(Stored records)
= = =
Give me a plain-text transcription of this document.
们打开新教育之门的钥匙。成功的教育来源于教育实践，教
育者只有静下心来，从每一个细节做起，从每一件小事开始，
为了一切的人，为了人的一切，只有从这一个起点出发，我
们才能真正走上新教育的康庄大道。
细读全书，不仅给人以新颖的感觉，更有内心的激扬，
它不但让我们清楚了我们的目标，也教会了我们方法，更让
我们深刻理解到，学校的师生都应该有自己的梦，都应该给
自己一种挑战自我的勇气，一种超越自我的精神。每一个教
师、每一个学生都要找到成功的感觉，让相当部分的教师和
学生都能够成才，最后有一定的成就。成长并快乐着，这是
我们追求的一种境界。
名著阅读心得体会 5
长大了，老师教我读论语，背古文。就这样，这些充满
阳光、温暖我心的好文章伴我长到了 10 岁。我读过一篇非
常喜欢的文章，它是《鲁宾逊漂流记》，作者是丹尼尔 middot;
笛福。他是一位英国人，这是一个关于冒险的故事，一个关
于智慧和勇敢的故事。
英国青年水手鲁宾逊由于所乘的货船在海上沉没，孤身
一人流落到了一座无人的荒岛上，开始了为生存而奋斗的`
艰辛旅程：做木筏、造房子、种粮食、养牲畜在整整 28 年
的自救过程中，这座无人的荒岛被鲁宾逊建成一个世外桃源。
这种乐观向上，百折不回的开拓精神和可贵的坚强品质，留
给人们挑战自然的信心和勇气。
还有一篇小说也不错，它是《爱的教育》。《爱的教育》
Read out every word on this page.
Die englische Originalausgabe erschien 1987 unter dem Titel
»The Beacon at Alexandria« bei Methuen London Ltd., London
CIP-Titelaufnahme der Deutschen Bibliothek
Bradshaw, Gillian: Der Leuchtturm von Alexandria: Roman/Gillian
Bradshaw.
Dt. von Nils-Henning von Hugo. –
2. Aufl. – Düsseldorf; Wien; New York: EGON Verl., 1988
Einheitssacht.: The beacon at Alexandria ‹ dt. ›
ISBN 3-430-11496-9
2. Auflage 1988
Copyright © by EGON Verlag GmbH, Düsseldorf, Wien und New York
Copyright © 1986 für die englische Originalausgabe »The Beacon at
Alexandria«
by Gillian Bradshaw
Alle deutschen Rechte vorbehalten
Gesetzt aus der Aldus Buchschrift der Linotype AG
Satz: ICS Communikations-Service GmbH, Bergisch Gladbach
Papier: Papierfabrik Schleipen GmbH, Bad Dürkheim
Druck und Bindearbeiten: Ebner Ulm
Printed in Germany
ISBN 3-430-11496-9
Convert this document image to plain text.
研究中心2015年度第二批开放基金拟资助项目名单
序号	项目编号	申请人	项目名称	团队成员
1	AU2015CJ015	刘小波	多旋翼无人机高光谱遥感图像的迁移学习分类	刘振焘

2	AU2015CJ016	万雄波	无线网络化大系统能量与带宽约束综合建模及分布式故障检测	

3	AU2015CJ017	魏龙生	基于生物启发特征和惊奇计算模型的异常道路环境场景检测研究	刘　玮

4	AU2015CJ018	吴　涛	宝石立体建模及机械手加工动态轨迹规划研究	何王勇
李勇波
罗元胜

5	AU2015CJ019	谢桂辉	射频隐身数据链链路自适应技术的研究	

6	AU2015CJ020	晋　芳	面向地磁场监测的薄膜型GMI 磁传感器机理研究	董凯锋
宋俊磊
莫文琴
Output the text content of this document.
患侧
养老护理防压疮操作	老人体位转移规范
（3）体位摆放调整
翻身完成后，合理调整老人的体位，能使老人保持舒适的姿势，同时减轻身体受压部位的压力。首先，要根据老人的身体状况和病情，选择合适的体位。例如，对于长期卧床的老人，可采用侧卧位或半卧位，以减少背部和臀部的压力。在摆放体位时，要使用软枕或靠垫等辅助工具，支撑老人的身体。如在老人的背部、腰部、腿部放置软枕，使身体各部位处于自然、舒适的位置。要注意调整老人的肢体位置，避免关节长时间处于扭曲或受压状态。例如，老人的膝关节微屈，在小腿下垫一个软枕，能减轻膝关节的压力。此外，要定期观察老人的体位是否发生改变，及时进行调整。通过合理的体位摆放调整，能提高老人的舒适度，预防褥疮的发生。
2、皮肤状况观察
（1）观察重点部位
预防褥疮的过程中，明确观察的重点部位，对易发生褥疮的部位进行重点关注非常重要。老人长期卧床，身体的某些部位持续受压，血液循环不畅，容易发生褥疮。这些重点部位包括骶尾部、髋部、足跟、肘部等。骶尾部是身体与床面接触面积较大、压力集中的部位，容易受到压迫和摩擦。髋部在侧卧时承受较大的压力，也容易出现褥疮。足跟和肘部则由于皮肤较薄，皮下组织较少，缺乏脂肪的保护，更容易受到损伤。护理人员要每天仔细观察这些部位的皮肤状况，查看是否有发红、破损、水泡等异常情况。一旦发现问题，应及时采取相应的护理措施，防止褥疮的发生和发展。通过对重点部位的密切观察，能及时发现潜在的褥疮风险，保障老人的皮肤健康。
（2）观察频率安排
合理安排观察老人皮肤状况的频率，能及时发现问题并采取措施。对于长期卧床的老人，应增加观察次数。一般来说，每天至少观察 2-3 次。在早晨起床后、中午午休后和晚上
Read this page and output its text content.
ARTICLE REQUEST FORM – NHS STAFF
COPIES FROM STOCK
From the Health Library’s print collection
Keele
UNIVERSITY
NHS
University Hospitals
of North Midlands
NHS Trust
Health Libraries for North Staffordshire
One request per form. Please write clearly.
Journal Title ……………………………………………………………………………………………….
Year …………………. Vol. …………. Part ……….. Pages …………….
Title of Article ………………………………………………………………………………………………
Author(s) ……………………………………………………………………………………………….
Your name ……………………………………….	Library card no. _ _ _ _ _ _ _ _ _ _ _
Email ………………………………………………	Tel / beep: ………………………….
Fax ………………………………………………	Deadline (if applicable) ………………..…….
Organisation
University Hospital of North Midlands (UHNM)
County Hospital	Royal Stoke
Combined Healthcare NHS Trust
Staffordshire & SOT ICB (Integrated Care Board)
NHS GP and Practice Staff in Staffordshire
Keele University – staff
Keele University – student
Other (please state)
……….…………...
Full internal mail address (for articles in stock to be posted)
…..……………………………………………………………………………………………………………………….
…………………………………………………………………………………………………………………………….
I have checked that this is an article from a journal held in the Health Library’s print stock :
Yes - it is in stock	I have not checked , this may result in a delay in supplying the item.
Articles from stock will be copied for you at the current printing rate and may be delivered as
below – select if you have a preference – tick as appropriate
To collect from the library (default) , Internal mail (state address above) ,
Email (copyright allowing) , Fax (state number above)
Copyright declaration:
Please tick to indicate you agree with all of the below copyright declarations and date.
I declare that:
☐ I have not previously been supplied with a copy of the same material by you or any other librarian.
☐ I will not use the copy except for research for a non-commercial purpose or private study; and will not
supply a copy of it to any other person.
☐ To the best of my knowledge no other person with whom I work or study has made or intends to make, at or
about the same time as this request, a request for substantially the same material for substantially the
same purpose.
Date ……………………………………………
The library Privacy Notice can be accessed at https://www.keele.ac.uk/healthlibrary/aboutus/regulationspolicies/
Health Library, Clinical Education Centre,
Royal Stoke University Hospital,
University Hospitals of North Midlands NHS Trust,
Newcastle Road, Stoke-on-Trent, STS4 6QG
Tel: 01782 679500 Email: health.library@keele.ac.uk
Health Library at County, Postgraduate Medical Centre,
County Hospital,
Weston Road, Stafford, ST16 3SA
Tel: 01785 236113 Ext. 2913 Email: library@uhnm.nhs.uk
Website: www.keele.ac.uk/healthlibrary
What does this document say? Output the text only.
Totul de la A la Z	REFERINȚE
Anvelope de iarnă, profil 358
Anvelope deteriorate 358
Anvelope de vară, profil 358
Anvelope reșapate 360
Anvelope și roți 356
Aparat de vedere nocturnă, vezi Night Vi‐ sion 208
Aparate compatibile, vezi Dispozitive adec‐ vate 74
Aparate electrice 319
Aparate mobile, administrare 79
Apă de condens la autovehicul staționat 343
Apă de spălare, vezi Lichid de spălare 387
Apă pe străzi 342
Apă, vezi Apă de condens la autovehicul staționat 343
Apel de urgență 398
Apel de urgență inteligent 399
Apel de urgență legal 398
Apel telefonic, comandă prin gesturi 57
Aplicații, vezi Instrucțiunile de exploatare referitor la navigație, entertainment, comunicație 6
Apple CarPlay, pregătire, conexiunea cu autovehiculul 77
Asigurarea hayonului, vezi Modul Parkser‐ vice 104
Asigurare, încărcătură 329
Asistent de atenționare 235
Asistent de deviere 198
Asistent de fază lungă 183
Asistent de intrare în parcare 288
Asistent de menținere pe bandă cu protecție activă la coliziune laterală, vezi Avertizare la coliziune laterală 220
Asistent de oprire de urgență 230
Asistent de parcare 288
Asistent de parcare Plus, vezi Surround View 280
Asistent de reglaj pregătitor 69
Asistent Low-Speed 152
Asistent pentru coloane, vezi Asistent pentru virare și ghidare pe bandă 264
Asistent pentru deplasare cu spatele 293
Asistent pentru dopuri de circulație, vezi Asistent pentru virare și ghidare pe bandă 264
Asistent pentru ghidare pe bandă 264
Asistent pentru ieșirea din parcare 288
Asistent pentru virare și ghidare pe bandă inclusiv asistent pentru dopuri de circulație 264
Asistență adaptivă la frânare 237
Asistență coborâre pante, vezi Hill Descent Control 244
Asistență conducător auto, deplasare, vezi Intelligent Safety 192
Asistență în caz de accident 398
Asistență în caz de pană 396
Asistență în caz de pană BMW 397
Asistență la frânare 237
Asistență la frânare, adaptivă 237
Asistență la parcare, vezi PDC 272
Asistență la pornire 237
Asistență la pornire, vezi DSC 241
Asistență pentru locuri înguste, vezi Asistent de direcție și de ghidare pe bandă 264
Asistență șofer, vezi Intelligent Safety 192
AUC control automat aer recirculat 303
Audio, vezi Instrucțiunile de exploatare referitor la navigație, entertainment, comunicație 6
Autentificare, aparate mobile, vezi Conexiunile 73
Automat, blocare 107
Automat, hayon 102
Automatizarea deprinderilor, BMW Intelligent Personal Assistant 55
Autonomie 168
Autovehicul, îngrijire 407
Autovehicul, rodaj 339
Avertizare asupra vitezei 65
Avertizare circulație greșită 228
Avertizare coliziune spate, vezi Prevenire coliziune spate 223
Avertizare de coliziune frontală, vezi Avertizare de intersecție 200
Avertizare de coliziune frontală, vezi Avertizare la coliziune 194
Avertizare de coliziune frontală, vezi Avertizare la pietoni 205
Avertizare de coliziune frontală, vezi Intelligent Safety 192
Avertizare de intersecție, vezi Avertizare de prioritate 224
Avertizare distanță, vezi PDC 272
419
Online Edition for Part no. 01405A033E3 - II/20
= = =
Task requirements:
Where a line above contains the word "GmbH", copy that line.

Answer for the task:
Copyright © by EGON Verlag GmbH, Düsseldorf, Wien und New York
Satz: ICS Communikations-Service GmbH, Bergisch Gladbach
Papier: Papierfabrik Schleipen GmbH, Bad Dürkheim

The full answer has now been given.